### What is required
Scan the lines below for the word "работ". Copy each line you find it in.

### Provided records
------------------------------------------------

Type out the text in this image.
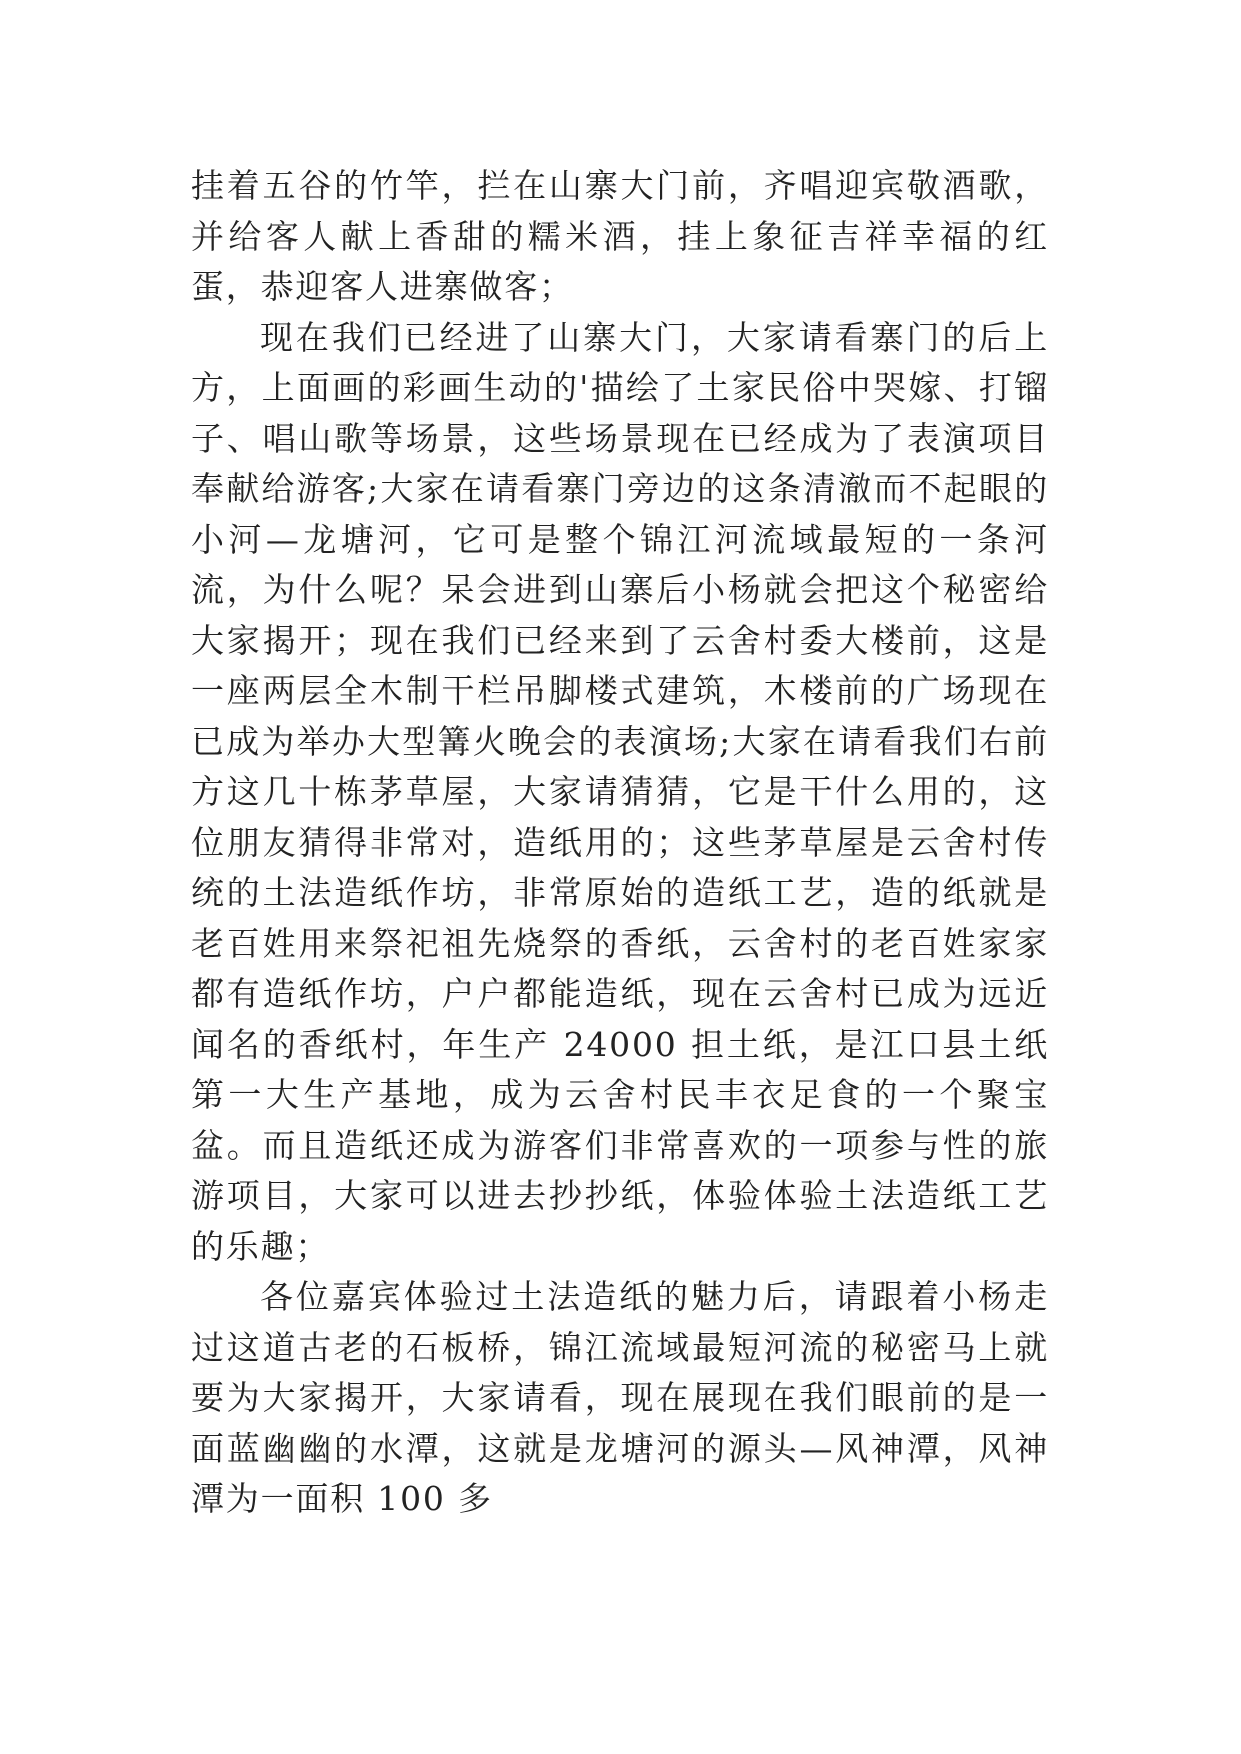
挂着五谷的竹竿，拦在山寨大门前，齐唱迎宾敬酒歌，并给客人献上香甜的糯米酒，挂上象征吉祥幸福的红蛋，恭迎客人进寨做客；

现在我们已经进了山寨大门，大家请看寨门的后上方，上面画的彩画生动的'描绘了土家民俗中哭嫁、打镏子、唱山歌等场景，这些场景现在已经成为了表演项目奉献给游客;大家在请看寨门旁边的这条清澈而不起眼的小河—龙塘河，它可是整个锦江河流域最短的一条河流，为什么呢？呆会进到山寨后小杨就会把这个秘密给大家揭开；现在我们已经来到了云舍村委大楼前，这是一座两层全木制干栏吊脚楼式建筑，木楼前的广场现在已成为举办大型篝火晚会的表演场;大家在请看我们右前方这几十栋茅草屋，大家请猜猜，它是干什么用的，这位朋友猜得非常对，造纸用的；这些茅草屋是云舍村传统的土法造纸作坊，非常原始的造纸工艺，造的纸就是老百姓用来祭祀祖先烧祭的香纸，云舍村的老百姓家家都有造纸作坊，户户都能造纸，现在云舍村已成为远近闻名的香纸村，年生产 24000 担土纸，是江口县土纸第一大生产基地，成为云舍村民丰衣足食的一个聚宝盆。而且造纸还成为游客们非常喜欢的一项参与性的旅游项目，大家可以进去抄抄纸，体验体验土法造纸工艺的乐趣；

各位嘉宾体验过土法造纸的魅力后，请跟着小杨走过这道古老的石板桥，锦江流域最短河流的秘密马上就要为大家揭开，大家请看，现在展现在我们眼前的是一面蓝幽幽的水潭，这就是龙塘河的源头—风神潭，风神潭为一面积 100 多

------------------------------------------------

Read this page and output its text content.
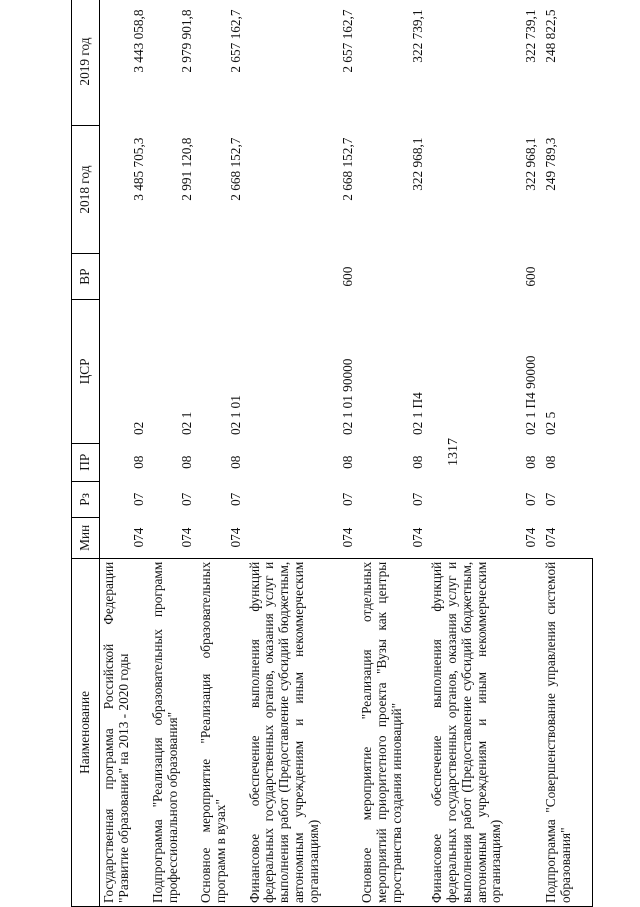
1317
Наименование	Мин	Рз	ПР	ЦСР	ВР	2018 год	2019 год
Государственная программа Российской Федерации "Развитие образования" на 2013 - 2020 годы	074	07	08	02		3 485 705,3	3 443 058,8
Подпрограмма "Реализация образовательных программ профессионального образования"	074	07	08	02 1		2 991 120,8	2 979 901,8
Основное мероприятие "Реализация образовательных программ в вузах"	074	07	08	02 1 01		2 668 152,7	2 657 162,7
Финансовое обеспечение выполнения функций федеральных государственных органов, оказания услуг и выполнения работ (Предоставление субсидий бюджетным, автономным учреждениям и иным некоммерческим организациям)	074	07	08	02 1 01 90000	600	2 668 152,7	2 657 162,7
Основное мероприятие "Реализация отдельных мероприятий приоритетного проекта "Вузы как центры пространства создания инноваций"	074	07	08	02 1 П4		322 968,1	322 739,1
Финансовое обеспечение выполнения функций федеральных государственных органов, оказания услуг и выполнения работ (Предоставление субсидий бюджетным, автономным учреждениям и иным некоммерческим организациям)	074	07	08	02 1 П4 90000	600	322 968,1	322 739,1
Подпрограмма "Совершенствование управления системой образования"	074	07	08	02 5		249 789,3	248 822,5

------------------------------------------------

### Result for this task
Финансовое обеспечение выполнения функций федеральных государственных органов, оказания услуг и выполнения работ (Предоставление субсидий бюджетным, автономным учреждениям и иным некоммерческим организациям)	074	07	08	02 1 01 90000	600	2 668 152,7	2 657 162,7
Финансовое обеспечение выполнения функций федеральных государственных органов, оказания услуг и выполнения работ (Предоставление субсидий бюджетным, автономным учреждениям и иным некоммерческим организациям)	074	07	08	02 1 П4 90000	600	322 968,1	322 739,1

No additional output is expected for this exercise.